◆ **Study text**
Discussion in 'Workplace dilemmas' started by MissMinton, Jan 25, 2020.

  1. MissMinton

    MissMinton New commenter

    Hi there! I have a question about sickness absence. I've interviewed for a job as a teaching assistant at an independent school, and in the course of the interview it came up (okay, I asked about paid sick days because I have a disability that means I take a few more than others do in the course of a year) that they use something called the Bradford Factor to inform how many paid sick days you get. Basically, after you hit a "trigger point"--the example the principal gave for a TA was 2.5 days--you have a meeting with the principal, at which point it's at his "discretion" whether further sick days will be paid.

    Research indicates that some employers use the Bradford Factor as a trigger for disciplinary measures and even dismissal. I don't know whether this school uses it this way, though.

    I have depression--largely well managed, but, as is common, it flares up when I'm physically ill and makes it more likely that I'll need a day to rest when others might struggle in. I take 4-5 sick days a year on average, usually spread out (which scores worse on the Bradford Factor).

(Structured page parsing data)
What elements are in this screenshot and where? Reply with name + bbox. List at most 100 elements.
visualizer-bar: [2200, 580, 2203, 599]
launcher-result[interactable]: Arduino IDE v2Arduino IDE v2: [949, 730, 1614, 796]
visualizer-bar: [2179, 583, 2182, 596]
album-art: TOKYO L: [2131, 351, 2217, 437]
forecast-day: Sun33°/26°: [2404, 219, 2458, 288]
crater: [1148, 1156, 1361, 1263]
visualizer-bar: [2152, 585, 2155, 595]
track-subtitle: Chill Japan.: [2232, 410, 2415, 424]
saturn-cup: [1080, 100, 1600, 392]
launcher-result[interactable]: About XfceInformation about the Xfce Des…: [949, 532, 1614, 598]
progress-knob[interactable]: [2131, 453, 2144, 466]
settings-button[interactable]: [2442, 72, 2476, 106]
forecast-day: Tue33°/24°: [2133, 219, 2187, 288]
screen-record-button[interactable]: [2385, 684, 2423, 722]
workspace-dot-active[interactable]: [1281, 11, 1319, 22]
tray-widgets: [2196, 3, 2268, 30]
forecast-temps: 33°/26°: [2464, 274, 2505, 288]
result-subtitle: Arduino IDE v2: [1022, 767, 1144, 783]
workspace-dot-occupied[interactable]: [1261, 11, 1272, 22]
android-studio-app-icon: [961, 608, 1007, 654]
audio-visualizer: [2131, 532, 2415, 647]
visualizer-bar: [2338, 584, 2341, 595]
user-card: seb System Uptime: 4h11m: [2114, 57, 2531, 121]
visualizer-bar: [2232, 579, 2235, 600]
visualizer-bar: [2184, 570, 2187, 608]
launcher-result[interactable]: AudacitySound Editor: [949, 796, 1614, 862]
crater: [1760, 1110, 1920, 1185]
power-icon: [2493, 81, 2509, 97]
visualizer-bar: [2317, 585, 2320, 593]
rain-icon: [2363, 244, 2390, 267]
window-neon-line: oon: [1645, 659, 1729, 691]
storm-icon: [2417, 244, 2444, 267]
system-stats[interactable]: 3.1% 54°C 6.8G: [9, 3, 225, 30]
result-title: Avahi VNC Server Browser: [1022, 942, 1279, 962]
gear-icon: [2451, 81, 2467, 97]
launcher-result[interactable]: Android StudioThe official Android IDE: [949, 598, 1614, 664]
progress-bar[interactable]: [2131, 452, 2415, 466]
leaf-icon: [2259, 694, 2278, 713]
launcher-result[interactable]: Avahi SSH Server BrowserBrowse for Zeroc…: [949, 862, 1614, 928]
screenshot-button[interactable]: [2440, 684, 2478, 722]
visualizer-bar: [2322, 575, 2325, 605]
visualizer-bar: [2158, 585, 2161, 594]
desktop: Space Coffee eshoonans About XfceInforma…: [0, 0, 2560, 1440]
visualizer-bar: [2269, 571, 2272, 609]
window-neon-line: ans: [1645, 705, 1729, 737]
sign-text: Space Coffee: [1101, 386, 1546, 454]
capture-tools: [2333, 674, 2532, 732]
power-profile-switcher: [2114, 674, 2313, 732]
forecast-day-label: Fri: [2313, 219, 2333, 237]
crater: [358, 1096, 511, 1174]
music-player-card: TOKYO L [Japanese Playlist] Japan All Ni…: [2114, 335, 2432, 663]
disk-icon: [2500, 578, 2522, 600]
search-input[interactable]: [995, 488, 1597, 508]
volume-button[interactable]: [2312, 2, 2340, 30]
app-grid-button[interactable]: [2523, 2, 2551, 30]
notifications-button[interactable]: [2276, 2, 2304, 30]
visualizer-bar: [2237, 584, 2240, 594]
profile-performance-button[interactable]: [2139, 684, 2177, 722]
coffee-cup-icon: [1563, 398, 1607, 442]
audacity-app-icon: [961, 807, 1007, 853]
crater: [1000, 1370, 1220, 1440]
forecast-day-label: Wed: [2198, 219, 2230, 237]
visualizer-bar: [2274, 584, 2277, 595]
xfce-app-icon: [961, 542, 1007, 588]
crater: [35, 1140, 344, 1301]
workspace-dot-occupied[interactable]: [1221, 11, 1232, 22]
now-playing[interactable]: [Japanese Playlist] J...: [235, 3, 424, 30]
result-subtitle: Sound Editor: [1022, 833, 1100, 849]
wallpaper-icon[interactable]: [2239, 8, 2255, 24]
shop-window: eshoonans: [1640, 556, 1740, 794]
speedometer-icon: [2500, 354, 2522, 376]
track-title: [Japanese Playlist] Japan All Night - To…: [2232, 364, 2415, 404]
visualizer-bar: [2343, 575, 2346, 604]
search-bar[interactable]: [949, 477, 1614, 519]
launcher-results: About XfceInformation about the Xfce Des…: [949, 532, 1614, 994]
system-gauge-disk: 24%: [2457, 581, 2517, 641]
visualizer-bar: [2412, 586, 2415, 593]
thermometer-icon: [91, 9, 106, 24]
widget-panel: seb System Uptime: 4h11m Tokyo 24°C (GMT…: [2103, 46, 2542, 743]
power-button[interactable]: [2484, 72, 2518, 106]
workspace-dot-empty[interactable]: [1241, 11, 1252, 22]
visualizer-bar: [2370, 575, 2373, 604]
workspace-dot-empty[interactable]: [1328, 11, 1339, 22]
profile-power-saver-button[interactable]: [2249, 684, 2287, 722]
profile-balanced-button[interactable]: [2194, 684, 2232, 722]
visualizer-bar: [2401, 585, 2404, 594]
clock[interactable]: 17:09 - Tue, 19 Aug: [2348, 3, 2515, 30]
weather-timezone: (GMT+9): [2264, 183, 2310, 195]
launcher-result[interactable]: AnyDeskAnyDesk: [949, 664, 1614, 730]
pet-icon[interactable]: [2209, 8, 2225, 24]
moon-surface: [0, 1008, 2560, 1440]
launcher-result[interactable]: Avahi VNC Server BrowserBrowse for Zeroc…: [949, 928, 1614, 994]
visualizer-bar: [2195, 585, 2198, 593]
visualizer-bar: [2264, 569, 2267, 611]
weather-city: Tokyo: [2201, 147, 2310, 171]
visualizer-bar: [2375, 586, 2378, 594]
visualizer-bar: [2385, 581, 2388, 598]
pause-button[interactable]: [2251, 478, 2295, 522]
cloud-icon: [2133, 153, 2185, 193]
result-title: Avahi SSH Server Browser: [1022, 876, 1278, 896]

◆ **Instructions to follow**
In the forum post, what trigger point did the principal give as the example for a teaching assistant? Please rely only on the forum post, not on the records.

◆ **Your response**
2.5 days.